Wednesday, 11 January 2023

k8s and EKS tips I gathered so far

I wanted to share some tips I learned along the way about K8S and AWS EKS.



https://twitter.com/memenetes/status/1327008450400940039 )


  1.  504 errors when using AWS load balancers. It will usually happen when doing a rolling update. AWS's official response was:

     lifecycle:
         preStop:
             exec:
                 command: ['/bin/sh', '-c', 'sleep <SLEEP_TIME>']
     terminationGracePeriodSeconds: <GRACE_PERIOD_TIME>

    Basically, you need to put sleep in order for the load balancer to drain the connections. More info can be found here . 





  2. Verify that your operators/software is up do date. In my case, I had issues with old Calico version, that caused 502/504 errors because of bug they had. More info can be found here and here.

■ Task set:
(1) In the Kubernetes and EKS tips post, give the part starting with "Basically, you need" and going on through "found here and here." again, changing "Calico" to "Flannel".
(2) In the Kubernetes and EKS tips post, rewrite the paragraph that begins "Verify that your operators/software" as a short list that keeps its main facts.
(3) Continue the post of Kubernetes and EKS tips from its last sentence.

■ Supplied material:
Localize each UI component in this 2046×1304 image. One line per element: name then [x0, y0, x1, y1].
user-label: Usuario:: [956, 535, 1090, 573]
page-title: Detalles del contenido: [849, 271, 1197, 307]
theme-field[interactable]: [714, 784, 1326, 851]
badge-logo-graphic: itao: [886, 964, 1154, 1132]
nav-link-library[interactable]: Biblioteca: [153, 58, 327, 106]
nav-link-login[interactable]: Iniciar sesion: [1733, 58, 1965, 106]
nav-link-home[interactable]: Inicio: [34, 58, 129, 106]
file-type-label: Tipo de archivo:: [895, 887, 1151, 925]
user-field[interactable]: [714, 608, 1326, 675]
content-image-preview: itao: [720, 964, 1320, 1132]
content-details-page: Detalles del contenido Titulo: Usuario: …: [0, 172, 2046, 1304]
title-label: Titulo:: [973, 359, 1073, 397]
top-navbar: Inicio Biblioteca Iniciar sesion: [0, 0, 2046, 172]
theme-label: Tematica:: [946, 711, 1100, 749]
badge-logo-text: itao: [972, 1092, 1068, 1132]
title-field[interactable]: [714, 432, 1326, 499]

■ Outputs in order:
(1)
Basically, you need to put sleep in order for the load balancer to drain the connections. More info can be found here . 





  2. Verify that your operators/software is up do date. In my case, I had issues with old Flannel version, that caused 502/504 errors because of bug they had. More info can be found here and here.

(2)
- Keep your operators and software up to date.
- The author had problems with an old Calico version.
- A bug in that version caused 502/504 errors.

(3)
  3. Balance highly available pods over multiple pods. Using 2 or 3 replicas in the same node wont make it highly available if the node crash. Use k8s tools and descheduler to achieve it. You can read more about it here.
  4. Use load balancers with care. Every load balancer is very expensive. AWS allows you to groups multiple ingress into one load balancer using "alb.ingress.kubernetes.io/group.name: my-group
    ". You can read about it here and here.


  5. Dont use CPU limits. Use memory limits, but don't use CPU limits!
    The basics are, that CPU limit is not ideal (because of how Linux kernel implemented it) , and CPU limits does not explain K8S how to split CPU between pods, which will cause a scenario where one pod starves the CPU of the node, and other pods will timeout/die. Using CPU requests will allow K8S to prioritize CPU between pods without causing starvation. If a POD does not have CPU requests you have to assume it will get starved to death
    I had to find it the hard way! You can read this as well.
  6. Use log management system, like Fluentd + ELK so you can have all your logs and alerts across all services.
  7. Namespaces does not provide isolation network wise. Use Calico + Network Policies to prevent network connections between namespaces + allow only specific services like logging system.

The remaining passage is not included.